What you will do> Identify every row that contains the word "axis", matching case exactly, and copy each such row in full.

Dataset excerpts>

★ ★ ★ ★ ★

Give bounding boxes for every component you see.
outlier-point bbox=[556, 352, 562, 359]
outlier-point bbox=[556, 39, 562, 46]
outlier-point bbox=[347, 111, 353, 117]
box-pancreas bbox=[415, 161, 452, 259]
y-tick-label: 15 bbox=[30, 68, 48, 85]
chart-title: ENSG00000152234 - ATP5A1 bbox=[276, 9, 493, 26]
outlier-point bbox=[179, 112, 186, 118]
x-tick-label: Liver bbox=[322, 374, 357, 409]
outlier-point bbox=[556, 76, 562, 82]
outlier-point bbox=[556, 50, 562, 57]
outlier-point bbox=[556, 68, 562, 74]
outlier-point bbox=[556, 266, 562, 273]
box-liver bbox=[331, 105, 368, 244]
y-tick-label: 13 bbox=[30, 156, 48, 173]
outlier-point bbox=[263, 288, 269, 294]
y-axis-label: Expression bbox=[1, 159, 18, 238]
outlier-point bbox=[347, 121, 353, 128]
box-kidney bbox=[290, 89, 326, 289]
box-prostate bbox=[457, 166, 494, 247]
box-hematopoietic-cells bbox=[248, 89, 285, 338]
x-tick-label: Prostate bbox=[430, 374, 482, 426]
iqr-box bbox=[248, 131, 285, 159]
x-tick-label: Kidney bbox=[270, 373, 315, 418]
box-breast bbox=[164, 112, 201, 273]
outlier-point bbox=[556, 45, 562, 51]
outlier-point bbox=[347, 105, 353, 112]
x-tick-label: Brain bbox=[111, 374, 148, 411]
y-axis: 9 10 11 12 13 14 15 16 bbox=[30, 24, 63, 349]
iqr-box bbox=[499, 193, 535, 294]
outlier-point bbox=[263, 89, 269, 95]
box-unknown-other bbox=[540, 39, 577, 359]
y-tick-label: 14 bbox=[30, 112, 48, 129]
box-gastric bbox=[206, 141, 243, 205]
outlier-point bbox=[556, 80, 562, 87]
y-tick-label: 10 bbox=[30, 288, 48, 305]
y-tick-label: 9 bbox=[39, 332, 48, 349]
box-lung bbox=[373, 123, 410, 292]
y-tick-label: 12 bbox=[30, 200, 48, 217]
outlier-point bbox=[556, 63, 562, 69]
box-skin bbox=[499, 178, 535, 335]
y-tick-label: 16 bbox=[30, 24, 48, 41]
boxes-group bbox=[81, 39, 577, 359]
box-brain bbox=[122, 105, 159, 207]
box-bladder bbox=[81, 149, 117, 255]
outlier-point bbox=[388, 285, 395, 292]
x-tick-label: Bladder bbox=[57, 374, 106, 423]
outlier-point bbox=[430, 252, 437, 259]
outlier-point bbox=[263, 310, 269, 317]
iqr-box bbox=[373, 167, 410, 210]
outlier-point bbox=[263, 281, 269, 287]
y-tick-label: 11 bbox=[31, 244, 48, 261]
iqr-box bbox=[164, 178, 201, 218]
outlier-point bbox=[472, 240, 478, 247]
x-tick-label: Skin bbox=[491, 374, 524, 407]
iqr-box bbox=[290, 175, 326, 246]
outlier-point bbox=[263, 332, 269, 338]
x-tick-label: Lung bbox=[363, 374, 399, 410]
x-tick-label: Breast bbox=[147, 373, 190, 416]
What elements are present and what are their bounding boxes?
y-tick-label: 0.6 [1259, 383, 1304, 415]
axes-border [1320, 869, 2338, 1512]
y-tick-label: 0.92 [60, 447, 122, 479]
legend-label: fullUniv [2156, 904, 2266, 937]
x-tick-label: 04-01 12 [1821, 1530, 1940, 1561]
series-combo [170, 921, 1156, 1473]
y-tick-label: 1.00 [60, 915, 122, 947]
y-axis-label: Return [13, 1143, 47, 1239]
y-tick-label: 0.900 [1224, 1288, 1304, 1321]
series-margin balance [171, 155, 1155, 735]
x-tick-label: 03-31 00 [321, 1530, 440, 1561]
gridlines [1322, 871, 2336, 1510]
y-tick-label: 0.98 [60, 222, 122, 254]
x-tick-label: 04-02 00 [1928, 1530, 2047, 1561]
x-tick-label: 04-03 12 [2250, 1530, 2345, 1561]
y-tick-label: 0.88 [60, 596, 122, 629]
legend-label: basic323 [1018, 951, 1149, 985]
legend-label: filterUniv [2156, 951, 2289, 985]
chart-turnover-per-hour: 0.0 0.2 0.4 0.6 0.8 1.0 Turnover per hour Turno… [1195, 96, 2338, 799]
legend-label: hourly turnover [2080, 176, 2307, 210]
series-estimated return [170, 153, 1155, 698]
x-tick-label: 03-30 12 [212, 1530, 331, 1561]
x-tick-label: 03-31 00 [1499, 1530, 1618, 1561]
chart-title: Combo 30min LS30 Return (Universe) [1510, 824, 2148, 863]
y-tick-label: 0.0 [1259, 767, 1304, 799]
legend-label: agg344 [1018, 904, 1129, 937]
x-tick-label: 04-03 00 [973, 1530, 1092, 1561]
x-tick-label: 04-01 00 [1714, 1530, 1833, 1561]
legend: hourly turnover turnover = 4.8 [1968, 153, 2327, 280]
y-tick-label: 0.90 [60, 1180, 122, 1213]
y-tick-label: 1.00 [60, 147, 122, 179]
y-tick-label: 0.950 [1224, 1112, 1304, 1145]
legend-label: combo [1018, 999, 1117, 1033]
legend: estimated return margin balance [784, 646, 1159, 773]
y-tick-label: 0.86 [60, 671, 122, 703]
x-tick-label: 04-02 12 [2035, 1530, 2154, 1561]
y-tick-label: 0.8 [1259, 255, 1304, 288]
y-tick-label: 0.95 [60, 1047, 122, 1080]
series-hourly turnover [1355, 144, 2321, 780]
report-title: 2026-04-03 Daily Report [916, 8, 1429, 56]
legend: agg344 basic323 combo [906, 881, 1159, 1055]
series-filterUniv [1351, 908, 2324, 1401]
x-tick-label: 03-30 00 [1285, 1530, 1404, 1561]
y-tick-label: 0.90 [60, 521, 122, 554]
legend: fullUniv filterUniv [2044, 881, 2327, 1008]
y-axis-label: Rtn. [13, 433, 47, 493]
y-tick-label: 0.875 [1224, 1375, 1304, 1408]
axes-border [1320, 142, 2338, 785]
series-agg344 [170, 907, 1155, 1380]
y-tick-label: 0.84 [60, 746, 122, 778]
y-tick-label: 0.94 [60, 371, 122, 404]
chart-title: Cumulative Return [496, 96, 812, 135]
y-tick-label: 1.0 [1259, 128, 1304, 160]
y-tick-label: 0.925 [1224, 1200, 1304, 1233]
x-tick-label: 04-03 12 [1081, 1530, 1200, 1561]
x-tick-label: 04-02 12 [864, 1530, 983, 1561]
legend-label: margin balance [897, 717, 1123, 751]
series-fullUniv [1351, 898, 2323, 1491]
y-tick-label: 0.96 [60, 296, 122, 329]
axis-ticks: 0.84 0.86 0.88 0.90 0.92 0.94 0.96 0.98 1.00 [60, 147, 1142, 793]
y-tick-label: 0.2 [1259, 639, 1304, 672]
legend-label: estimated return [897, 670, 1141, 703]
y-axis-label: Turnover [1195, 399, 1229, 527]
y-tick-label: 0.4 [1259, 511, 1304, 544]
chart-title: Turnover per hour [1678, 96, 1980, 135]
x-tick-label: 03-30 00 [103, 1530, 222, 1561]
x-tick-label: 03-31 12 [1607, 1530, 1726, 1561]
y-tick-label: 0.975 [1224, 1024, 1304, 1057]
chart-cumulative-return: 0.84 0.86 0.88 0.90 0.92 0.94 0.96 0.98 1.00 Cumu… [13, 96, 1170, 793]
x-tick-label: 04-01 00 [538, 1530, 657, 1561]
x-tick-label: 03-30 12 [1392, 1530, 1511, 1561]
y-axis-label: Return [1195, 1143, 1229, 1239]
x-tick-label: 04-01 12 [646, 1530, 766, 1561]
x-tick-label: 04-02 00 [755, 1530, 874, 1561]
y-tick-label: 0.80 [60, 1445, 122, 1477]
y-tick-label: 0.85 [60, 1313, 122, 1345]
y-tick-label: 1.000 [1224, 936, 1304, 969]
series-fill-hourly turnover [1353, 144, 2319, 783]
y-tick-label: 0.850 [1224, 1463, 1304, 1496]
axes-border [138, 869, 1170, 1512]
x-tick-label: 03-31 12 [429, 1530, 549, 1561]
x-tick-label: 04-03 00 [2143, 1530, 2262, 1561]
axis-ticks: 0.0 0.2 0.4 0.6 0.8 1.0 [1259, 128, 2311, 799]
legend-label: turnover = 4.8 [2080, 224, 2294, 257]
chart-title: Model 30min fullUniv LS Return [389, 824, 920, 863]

★ ★ ★ ★ ★

Exercise solution>
y-axis-label: Expression bbox=[1, 159, 18, 238]
y-axis: 9 10 11 12 13 14 15 16 bbox=[30, 24, 63, 349]
y-axis-label: Return [13, 1143, 47, 1239]
y-axis-label: Rtn. [13, 433, 47, 493]
axis-ticks: 0.84 0.86 0.88 0.90 0.92 0.94 0.96 0.98 1.00 [60, 147, 1142, 793]
y-axis-label: Turnover [1195, 399, 1229, 527]
y-axis-label: Return [1195, 1143, 1229, 1239]
axis-ticks: 0.0 0.2 0.4 0.6 0.8 1.0 [1259, 128, 2311, 799]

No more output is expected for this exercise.